TASK BRIEF: Go through the entries and transcribe each one exactly, dropping the pictures.

(Chart and figure data)
• • • • • • •

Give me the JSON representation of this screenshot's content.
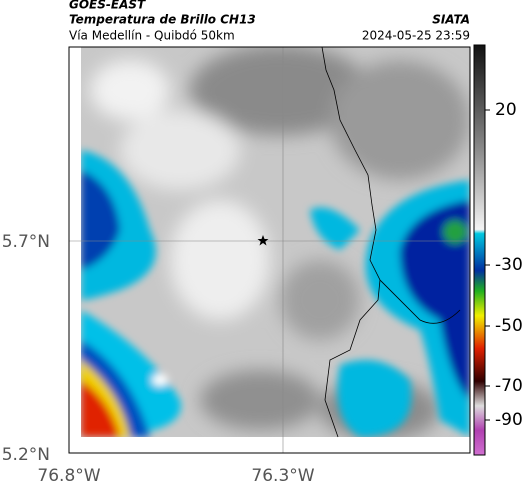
{
  "header": {
    "product": "GOES-EAST",
    "title": "Temperatura de Brillo CH13",
    "subtitle": "Vía Medellín - Quibdó 50km",
    "source": "SIATA",
    "timestamp": "2024-05-25 23:59"
  },
  "map": {
    "x_ticks": [
      "76.8°W",
      "76.3°W"
    ],
    "y_ticks": [
      "5.7°N",
      "5.2°N"
    ]
  },
  "colorbar": {
    "ticks": [
      "20",
      "-30",
      "-50",
      "-70",
      "-90"
    ]
  }
}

• • • • • • •

RESPONSE TO THIS TASK:
Give me the JSON representation of this screenshot's content.
{
  "header": {
    "product": "GOES-EAST",
    "title": "Temperatura de Brillo CH13",
    "subtitle": "Vía Medellín - Quibdó 50km",
    "source": "SIATA",
    "timestamp": "2024-05-25 23:59"
  },
  "map": {
    "x_ticks": [
      "76.8°W",
      "76.3°W"
    ],
    "y_ticks": [
      "5.7°N",
      "5.2°N"
    ]
  },
  "colorbar": {
    "ticks": [
      "20",
      "-30",
      "-50",
      "-70",
      "-90"
    ]
  }
}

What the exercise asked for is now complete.